- **WHAT TO PRODUCE**
Restate each of the lines given below, word for word.

·····

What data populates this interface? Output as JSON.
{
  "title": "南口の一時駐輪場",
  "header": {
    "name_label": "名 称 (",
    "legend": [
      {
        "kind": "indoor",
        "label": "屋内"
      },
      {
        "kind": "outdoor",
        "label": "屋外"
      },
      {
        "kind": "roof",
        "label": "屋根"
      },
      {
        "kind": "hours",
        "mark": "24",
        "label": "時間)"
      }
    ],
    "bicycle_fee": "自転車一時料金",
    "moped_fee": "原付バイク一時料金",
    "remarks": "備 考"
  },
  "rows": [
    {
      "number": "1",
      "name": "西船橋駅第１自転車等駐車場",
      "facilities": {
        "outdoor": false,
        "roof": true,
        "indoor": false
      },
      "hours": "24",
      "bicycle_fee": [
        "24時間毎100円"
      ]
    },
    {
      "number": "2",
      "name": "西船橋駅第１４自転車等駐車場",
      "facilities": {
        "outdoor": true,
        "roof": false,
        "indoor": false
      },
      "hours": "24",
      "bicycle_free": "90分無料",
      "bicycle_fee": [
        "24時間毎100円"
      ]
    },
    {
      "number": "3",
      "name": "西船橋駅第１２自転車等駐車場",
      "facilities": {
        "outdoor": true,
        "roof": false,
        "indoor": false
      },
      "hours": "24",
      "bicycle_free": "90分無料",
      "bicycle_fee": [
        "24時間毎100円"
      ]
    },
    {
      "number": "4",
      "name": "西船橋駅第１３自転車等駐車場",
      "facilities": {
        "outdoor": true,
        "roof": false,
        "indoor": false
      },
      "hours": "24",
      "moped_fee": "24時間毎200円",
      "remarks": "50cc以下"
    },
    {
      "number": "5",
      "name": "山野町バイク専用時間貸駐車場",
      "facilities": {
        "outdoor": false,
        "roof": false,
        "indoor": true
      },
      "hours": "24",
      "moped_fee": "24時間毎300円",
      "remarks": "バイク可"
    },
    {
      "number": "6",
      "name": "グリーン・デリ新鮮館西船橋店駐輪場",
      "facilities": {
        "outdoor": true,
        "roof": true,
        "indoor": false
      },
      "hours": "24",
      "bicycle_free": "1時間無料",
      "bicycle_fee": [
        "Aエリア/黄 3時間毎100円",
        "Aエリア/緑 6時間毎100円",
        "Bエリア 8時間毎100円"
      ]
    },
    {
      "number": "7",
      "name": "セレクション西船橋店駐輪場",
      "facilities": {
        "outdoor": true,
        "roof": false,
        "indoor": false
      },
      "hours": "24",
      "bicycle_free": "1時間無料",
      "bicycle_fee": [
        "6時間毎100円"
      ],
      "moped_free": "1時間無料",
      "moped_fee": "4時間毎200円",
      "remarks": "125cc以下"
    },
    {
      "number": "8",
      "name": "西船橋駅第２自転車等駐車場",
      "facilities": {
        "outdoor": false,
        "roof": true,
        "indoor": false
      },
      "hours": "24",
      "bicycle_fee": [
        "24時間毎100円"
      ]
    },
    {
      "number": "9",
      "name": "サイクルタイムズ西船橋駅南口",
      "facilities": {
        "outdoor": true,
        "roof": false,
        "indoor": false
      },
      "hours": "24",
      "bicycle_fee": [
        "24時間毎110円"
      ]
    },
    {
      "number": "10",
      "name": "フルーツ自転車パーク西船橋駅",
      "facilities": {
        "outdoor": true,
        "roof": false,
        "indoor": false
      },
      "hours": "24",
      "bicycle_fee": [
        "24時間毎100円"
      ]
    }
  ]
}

·····

- **OUTPUT OF THE EXERCISE**
What data populates this interface? Output as JSON.
{
  "title": "南口の一時駐輪場",
  "header": {
    "name_label": "名 称 (",
    "legend": [
      {
        "kind": "indoor",
        "label": "屋内"
      },
      {
        "kind": "outdoor",
        "label": "屋外"
      },
      {
        "kind": "roof",
        "label": "屋根"
      },
      {
        "kind": "hours",
        "mark": "24",
        "label": "時間)"
      }
    ],
    "bicycle_fee": "自転車一時料金",
    "moped_fee": "原付バイク一時料金",
    "remarks": "備 考"
  },
  "rows": [
    {
      "number": "1",
      "name": "西船橋駅第１自転車等駐車場",
      "facilities": {
        "outdoor": false,
        "roof": true,
        "indoor": false
      },
      "hours": "24",
      "bicycle_fee": [
        "24時間毎100円"
      ]
    },
    {
      "number": "2",
      "name": "西船橋駅第１４自転車等駐車場",
      "facilities": {
        "outdoor": true,
        "roof": false,
        "indoor": false
      },
      "hours": "24",
      "bicycle_free": "90分無料",
      "bicycle_fee": [
        "24時間毎100円"
      ]
    },
    {
      "number": "3",
      "name": "西船橋駅第１２自転車等駐車場",
      "facilities": {
        "outdoor": true,
        "roof": false,
        "indoor": false
      },
      "hours": "24",
      "bicycle_free": "90分無料",
      "bicycle_fee": [
        "24時間毎100円"
      ]
    },
    {
      "number": "4",
      "name": "西船橋駅第１３自転車等駐車場",
      "facilities": {
        "outdoor": true,
        "roof": false,
        "indoor": false
      },
      "hours": "24",
      "moped_fee": "24時間毎200円",
      "remarks": "50cc以下"
    },
    {
      "number": "5",
      "name": "山野町バイク専用時間貸駐車場",
      "facilities": {
        "outdoor": false,
        "roof": false,
        "indoor": true
      },
      "hours": "24",
      "moped_fee": "24時間毎300円",
      "remarks": "バイク可"
    },
    {
      "number": "6",
      "name": "グリーン・デリ新鮮館西船橋店駐輪場",
      "facilities": {
        "outdoor": true,
        "roof": true,
        "indoor": false
      },
      "hours": "24",
      "bicycle_free": "1時間無料",
      "bicycle_fee": [
        "Aエリア/黄 3時間毎100円",
        "Aエリア/緑 6時間毎100円",
        "Bエリア 8時間毎100円"
      ]
    },
    {
      "number": "7",
      "name": "セレクション西船橋店駐輪場",
      "facilities": {
        "outdoor": true,
        "roof": false,
        "indoor": false
      },
      "hours": "24",
      "bicycle_free": "1時間無料",
      "bicycle_fee": [
        "6時間毎100円"
      ],
      "moped_free": "1時間無料",
      "moped_fee": "4時間毎200円",
      "remarks": "125cc以下"
    },
    {
      "number": "8",
      "name": "西船橋駅第２自転車等駐車場",
      "facilities": {
        "outdoor": false,
        "roof": true,
        "indoor": false
      },
      "hours": "24",
      "bicycle_fee": [
        "24時間毎100円"
      ]
    },
    {
      "number": "9",
      "name": "サイクルタイムズ西船橋駅南口",
      "facilities": {
        "outdoor": true,
        "roof": false,
        "indoor": false
      },
      "hours": "24",
      "bicycle_fee": [
        "24時間毎110円"
      ]
    },
    {
      "number": "10",
      "name": "フルーツ自転車パーク西船橋駅",
      "facilities": {
        "outdoor": true,
        "roof": false,
        "indoor": false
      },
      "hours": "24",
      "bicycle_fee": [
        "24時間毎100円"
      ]
    }
  ]
}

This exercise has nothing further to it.